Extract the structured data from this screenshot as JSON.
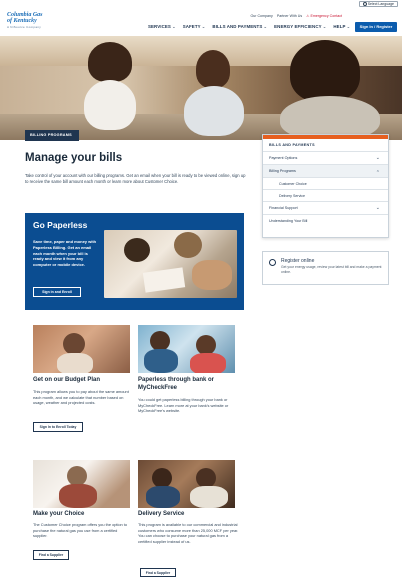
{
  "topbar": {
    "language_label": "Select Language"
  },
  "logo": {
    "line1": "Columbia Gas",
    "line2": "of Kentucky",
    "line3": "A NiSource Company"
  },
  "utility_links": [
    "Our Company",
    "Partner With Us",
    "Emergency Contact"
  ],
  "nav": {
    "items": [
      "SERVICES",
      "SAFETY",
      "BILLS AND PAYMENTS",
      "ENERGY EFFICIENCY",
      "HELP"
    ],
    "signin_label": "Sign In / Register"
  },
  "badge": "BILLING PROGRAMS",
  "page_title": "Manage your bills",
  "intro": "Take control of your account with our billing programs. Get an email when your bill is ready to be viewed online, sign up to receive the same bill amount each month or learn more about Customer Choice.",
  "sidenav": {
    "title": "BILLS AND PAYMENTS",
    "items": [
      {
        "label": "Payment Options",
        "chevron": "v"
      },
      {
        "label": "Billing Programs",
        "chevron": "^"
      },
      {
        "label": "Customer Choice"
      },
      {
        "label": "Delivery Service"
      },
      {
        "label": "Financial Support",
        "chevron": "v"
      },
      {
        "label": "Understanding Your Bill"
      }
    ]
  },
  "register": {
    "title": "Register online",
    "text": "Get your energy usage, review your latest bill and make a payment online."
  },
  "paperless": {
    "title": "Go Paperless",
    "text": "Save time, paper and money with Paperless Billing. Get an email each month when your bill is ready and view it from any computer or mobile device.",
    "button": "Sign in and Enroll"
  },
  "cards": [
    {
      "title": "Get on our Budget Plan",
      "text": "This program allows you to pay about the same amount each month, and we calculate that number based on usage, weather and projected costs.",
      "button": "Sign In to Enroll Today"
    },
    {
      "title": "Paperless through bank or MyCheckFree",
      "text": "You could get paperless billing through your bank or MyCheckFree. Learn more at your bank's website or MyCheckFree's website.",
      "button": ""
    },
    {
      "title": "Make your Choice",
      "text": "The Customer Choice program offers you the option to purchase the natural gas you use from a certified supplier.",
      "button": "Find a Supplier"
    },
    {
      "title": "Delivery Service",
      "text": "This program is available to our commercial and industrial customers who consume more than 25,000 MCF per year. You can choose to purchase your natural gas from a certified supplier instead of us.",
      "button": "Find a Supplier"
    }
  ]
}
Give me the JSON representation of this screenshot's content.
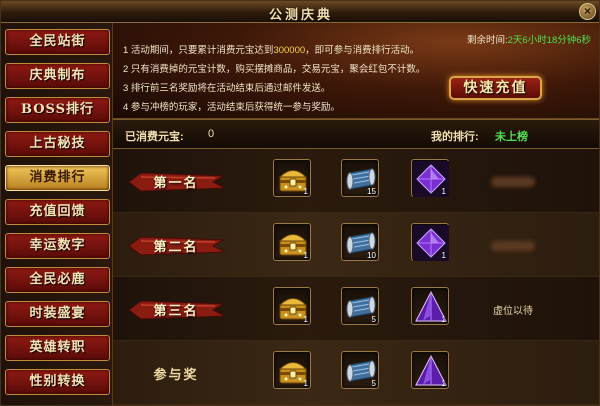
{
  "window": {
    "title": "公测庆典",
    "close_glyph": "×"
  },
  "sidebar": {
    "items": [
      {
        "label": "全民站街",
        "active": false
      },
      {
        "label": "庆典制布",
        "active": false
      },
      {
        "label": "BOSS排行",
        "active": false
      },
      {
        "label": "上古秘技",
        "active": false
      },
      {
        "label": "消费排行",
        "active": true
      },
      {
        "label": "充值回馈",
        "active": false
      },
      {
        "label": "幸运数字",
        "active": false
      },
      {
        "label": "全民必鹿",
        "active": false
      },
      {
        "label": "时装盛宴",
        "active": false
      },
      {
        "label": "英雄转职",
        "active": false
      },
      {
        "label": "性别转换",
        "active": false
      }
    ]
  },
  "banner": {
    "rules": [
      {
        "prefix": "1  活动期间，只要累计消费元宝达到",
        "highlight": "300000",
        "suffix": "，即可参与消费排行活动。"
      },
      {
        "prefix": "2  只有消费掉的元宝计数，购买摆摊商品，交易元宝，聚会红包不计数。",
        "highlight": "",
        "suffix": ""
      },
      {
        "prefix": "3  排行前三名奖励将在活动结束后通过邮件发送。",
        "highlight": "",
        "suffix": ""
      },
      {
        "prefix": "4  参与冲榜的玩家，活动结束后获得统一参与奖励。",
        "highlight": "",
        "suffix": ""
      }
    ],
    "remaining_label": "剩余时间:",
    "remaining_value": "2天6小时18分钟6秒",
    "recharge_button": "快速充值"
  },
  "status": {
    "spent_label": "已消费元宝:",
    "spent_value": "0",
    "my_rank_label": "我的排行:",
    "my_rank_value": "未上榜"
  },
  "ranks": [
    {
      "label": "第一名",
      "ribbon": true,
      "rewards": [
        {
          "icon": "gold-chest-icon",
          "qty": "1"
        },
        {
          "icon": "scroll-icon",
          "qty": "15"
        },
        {
          "icon": "purple-gem-icon",
          "qty": "1"
        }
      ],
      "holder": "",
      "holder_hidden": true
    },
    {
      "label": "第二名",
      "ribbon": true,
      "rewards": [
        {
          "icon": "gold-chest-icon",
          "qty": "1"
        },
        {
          "icon": "scroll-icon",
          "qty": "10"
        },
        {
          "icon": "purple-gem-icon",
          "qty": "1"
        }
      ],
      "holder": "",
      "holder_hidden": true
    },
    {
      "label": "第三名",
      "ribbon": true,
      "rewards": [
        {
          "icon": "gold-chest-icon",
          "qty": "1"
        },
        {
          "icon": "scroll-icon",
          "qty": "5"
        },
        {
          "icon": "purple-crystal-icon",
          "qty": "1"
        }
      ],
      "holder": "虚位以待",
      "holder_hidden": false
    },
    {
      "label": "参与奖",
      "ribbon": false,
      "rewards": [
        {
          "icon": "gold-chest-icon",
          "qty": "1"
        },
        {
          "icon": "scroll-icon",
          "qty": "5"
        },
        {
          "icon": "purple-crystal-icon",
          "qty": "1"
        }
      ],
      "holder": "",
      "holder_hidden": false
    }
  ],
  "colors": {
    "accent_gold": "#f0c75a",
    "highlight_green": "#4fe04f",
    "sidebar_red": "#8f1a13"
  }
}
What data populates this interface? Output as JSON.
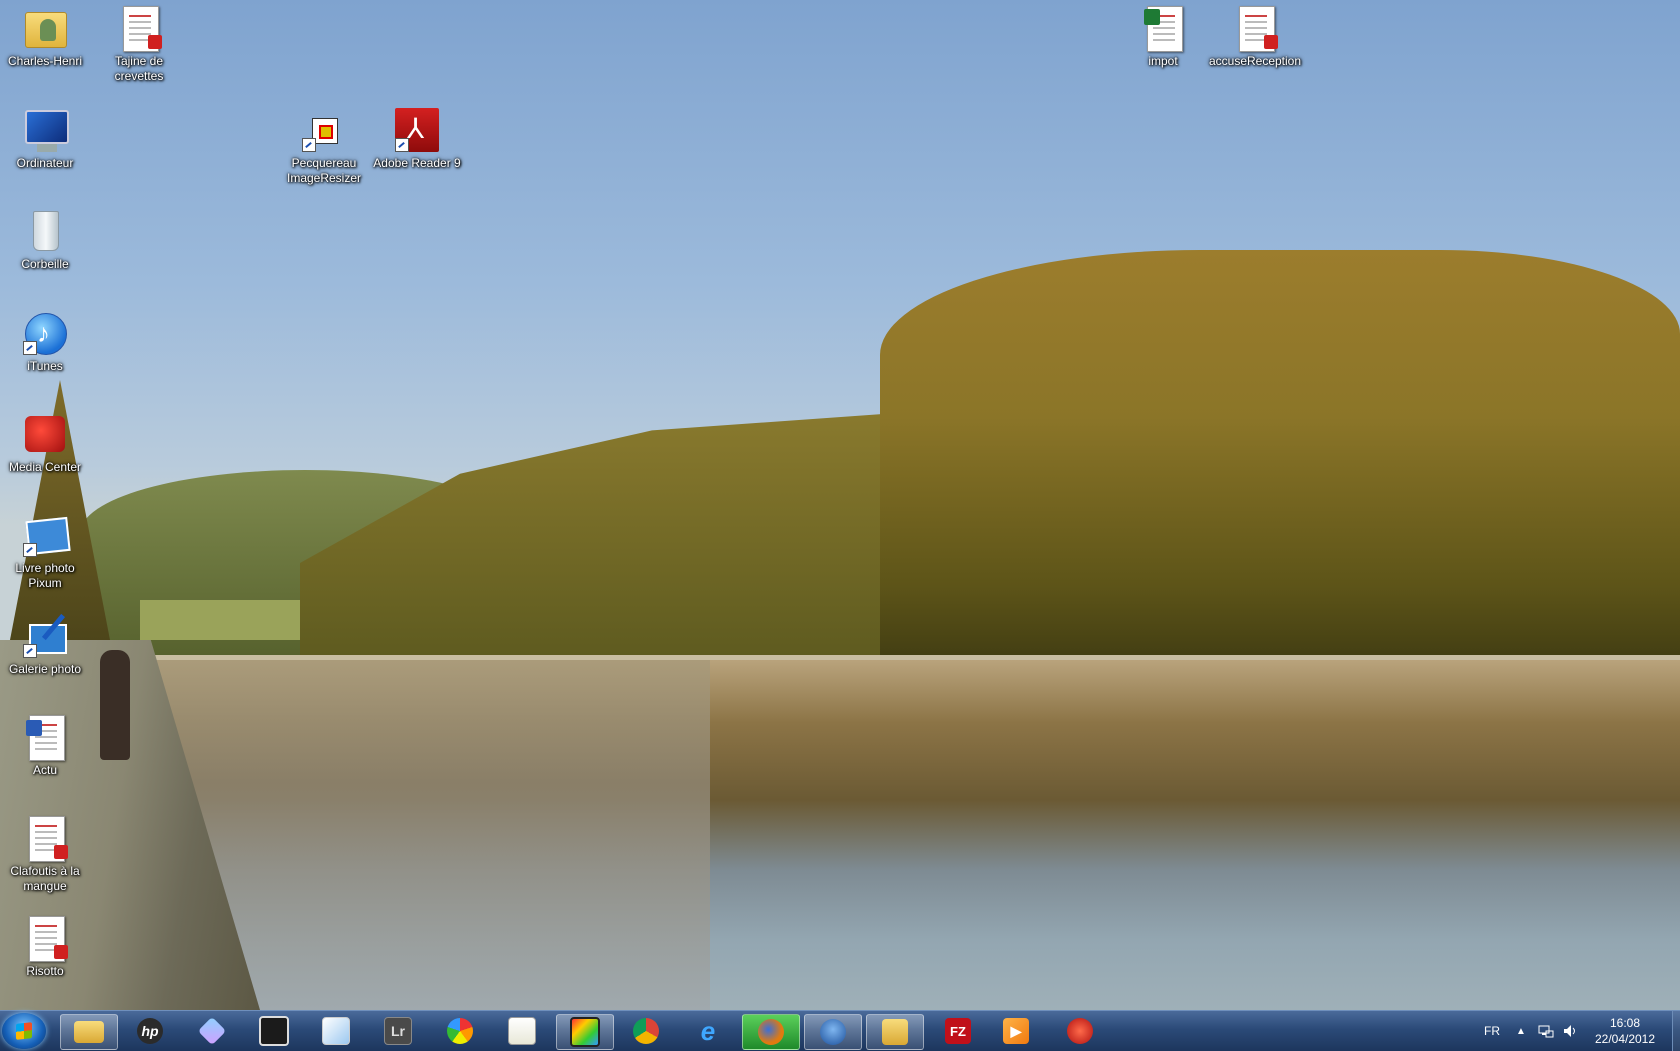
{
  "desktop": {
    "icons": [
      {
        "label": "Charles-Henri",
        "icon": "user-folder-icon"
      },
      {
        "label": "Tajine de crevettes",
        "icon": "pdf-document-icon"
      },
      {
        "label": "impot",
        "icon": "excel-document-icon"
      },
      {
        "label": "accuseReception",
        "icon": "pdf-document-icon"
      },
      {
        "label": "Ordinateur",
        "icon": "computer-icon"
      },
      {
        "label": "Pecquereau ImageResizer",
        "icon": "image-resizer-icon"
      },
      {
        "label": "Adobe Reader 9",
        "icon": "adobe-reader-icon"
      },
      {
        "label": "Corbeille",
        "icon": "recycle-bin-icon"
      },
      {
        "label": "iTunes",
        "icon": "itunes-icon"
      },
      {
        "label": "Media Center",
        "icon": "media-center-icon"
      },
      {
        "label": "Livre photo Pixum",
        "icon": "pixum-icon"
      },
      {
        "label": "Galerie photo",
        "icon": "photo-gallery-icon"
      },
      {
        "label": "Actu",
        "icon": "word-document-icon"
      },
      {
        "label": "Clafoutis à la mangue",
        "icon": "pdf-document-icon"
      },
      {
        "label": "Risotto",
        "icon": "pdf-document-icon"
      }
    ]
  },
  "taskbar": {
    "start_icon": "windows-start-icon",
    "pinned": [
      {
        "name": "explorer",
        "icon": "folder-icon",
        "active": true
      },
      {
        "name": "hp",
        "icon": "hp-icon",
        "text": "hp"
      },
      {
        "name": "app-arrow",
        "icon": "arrow-app-icon"
      },
      {
        "name": "app-media",
        "icon": "media-app-icon"
      },
      {
        "name": "paint",
        "icon": "paint-icon"
      },
      {
        "name": "lightroom",
        "icon": "lightroom-icon",
        "text": "Lr"
      },
      {
        "name": "picasa",
        "icon": "picasa-icon"
      },
      {
        "name": "notepad",
        "icon": "notepad-icon"
      },
      {
        "name": "movie-maker",
        "icon": "movie-maker-icon",
        "active": true
      },
      {
        "name": "chrome",
        "icon": "chrome-icon"
      },
      {
        "name": "ie",
        "icon": "internet-explorer-icon",
        "text": "e"
      },
      {
        "name": "firefox",
        "icon": "firefox-icon",
        "active": true
      },
      {
        "name": "thunderbird",
        "icon": "thunderbird-icon",
        "active": true
      },
      {
        "name": "explorer-window",
        "icon": "explorer-window-icon",
        "active": true
      },
      {
        "name": "filezilla",
        "icon": "filezilla-icon",
        "text": "FZ"
      },
      {
        "name": "media-player",
        "icon": "media-player-icon"
      },
      {
        "name": "app-red",
        "icon": "red-app-icon"
      }
    ],
    "tray": {
      "language": "FR",
      "time": "16:08",
      "date": "22/04/2012"
    }
  },
  "colors": {
    "taskbar": "#2b4a78",
    "sky": "#9cbadb"
  }
}
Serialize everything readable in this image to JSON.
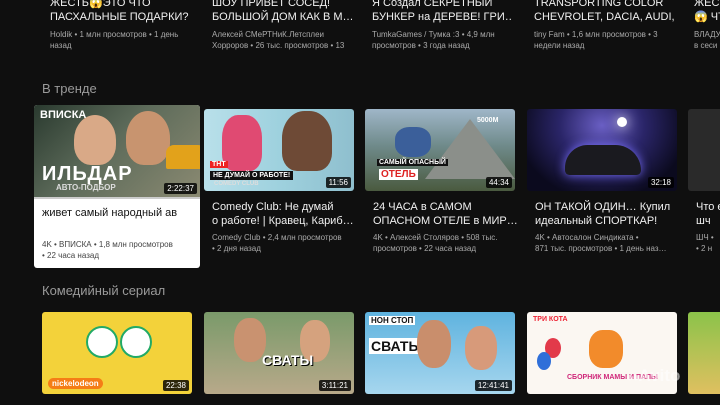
{
  "top_row": [
    {
      "title_l1": "ЖЕСТЬ😱ЭТО ЧТО",
      "title_l2": "ПАСХАЛЬНЫЕ ПОДАРКИ?",
      "meta_l1": "Holdik • 1 млн просмотров • 1 день",
      "meta_l2": "назад"
    },
    {
      "title_l1": "ШОУ ПРИВЕТ СОСЕД!",
      "title_l2": "БОЛЬШОЙ ДОМ КАК В М…",
      "meta_l1": "Алексей СМеРТНиК.Летсплеи",
      "meta_l2": "Хорроров • 26 тыс. просмотров • 13"
    },
    {
      "title_l1": "Я Создал СЕКРЕТНЫЙ",
      "title_l2": "БУНКЕР на ДЕРЕВЕ! ГРИ…",
      "meta_l1": "TumkaGames / Тумка :3 • 4,9 млн",
      "meta_l2": "просмотров • 3 года назад"
    },
    {
      "title_l1": "TRANSPORTING COLOR",
      "title_l2": "CHEVROLET, DACIA, AUDI, …",
      "meta_l1": "tiny Fam • 1,6 млн просмотров • 3",
      "meta_l2": "недели назад"
    },
    {
      "title_l1": "ЖЕСТ",
      "title_l2": "😱 ЧТО",
      "meta_l1": "ВЛАДУ",
      "meta_l2": "в сеси"
    }
  ],
  "trending": {
    "heading": "В тренде",
    "cards": [
      {
        "duration": "2:22:37",
        "title_l1": "живет самый народный ав",
        "title_l2": "",
        "meta_l1": "4K • ВПИСКА • 1,8 млн просмотров",
        "meta_l2": "• 22 часа назад",
        "overlay_top": "ВПИСКА",
        "overlay_big": "ИЛЬДАР",
        "overlay_small": "АВТО-ПОДБОР"
      },
      {
        "duration": "11:56",
        "title_l1": "Comedy Club: Не думай",
        "title_l2": "о работе! | Кравец, Кариб…",
        "meta_l1": "Comedy Club • 2,4 млн просмотров",
        "meta_l2": "• 2 дня назад",
        "overlay_top": "ТНТ",
        "overlay_big": "НЕ ДУМАЙ О РАБОТЕ!",
        "overlay_small": "COMEDY CLUB"
      },
      {
        "duration": "44:34",
        "title_l1": "24 ЧАСА в САМОМ",
        "title_l2": "ОПАСНОМ ОТЕЛЕ в МИР…",
        "meta_l1": "4K • Алексей Столяров • 508 тыс.",
        "meta_l2": "просмотров • 22 часа назад",
        "overlay_top": "5000М",
        "overlay_big": "ОТЕЛЬ",
        "overlay_small": "САМЫЙ ОПАСНЫЙ"
      },
      {
        "duration": "32:18",
        "title_l1": "ОН ТАКОЙ ОДИН… Купил",
        "title_l2": "идеальный СПОРТКАР!",
        "meta_l1": "4K • Автосалон Синдиката •",
        "meta_l2": "871 тыс. просмотров • 1 день наз…",
        "overlay_top": "",
        "overlay_big": "",
        "overlay_small": ""
      },
      {
        "duration": "",
        "title_l1": "Что е",
        "title_l2": "шч",
        "meta_l1": "ШЧ •",
        "meta_l2": "• 2 н",
        "overlay_top": "",
        "overlay_big": "",
        "overlay_small": ""
      }
    ]
  },
  "comedy": {
    "heading": "Комедийный сериал",
    "cards": [
      {
        "duration": "22:38",
        "title": "",
        "overlay_big": "nickelodeon"
      },
      {
        "duration": "3:11:21",
        "title": "",
        "overlay_big": "СВАТЫ"
      },
      {
        "duration": "12:41:41",
        "title": "",
        "overlay_big": "СВАТЫ",
        "overlay_small": "НОН СТОП"
      },
      {
        "duration": "",
        "title": "",
        "overlay_big": "СБОРНИК МАМЫ И ПАПЫ",
        "overlay_small": "ТРИ КОТА"
      },
      {
        "duration": "",
        "title": "",
        "overlay_big": ""
      }
    ]
  },
  "watermark": "Avito",
  "colors": {
    "background": "#0f0f0f",
    "focus_card": "#ffffff",
    "meta": "#aaaaaa"
  }
}
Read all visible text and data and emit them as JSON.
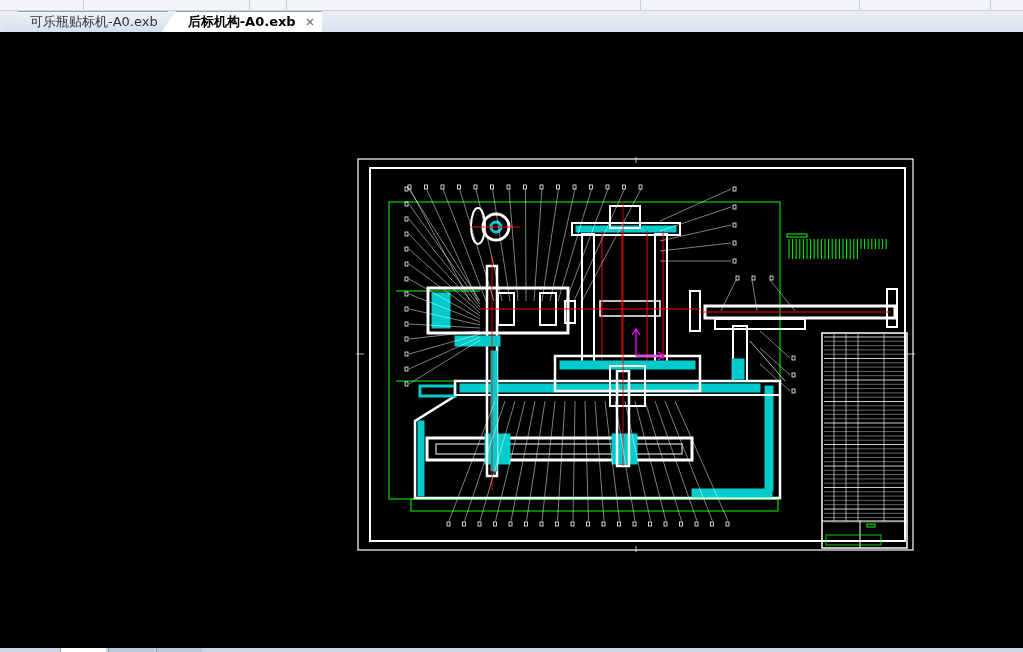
{
  "tabs": [
    {
      "label": "可乐瓶贴标机-A0.exb",
      "selected": false,
      "closable": false
    },
    {
      "label": "后标机构-A0.exb",
      "selected": true,
      "closable": true
    }
  ],
  "layout_tabs": [
    {
      "selected": true
    },
    {
      "selected": false
    },
    {
      "selected": false
    }
  ]
}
========================================
* [WORK TO DO]
List all lines from the entries that include the word "PAYMENTS".

* [SOLUTION]
      "BILLS AND PAYMENTS",
    "title": "BILLS AND PAYMENTS",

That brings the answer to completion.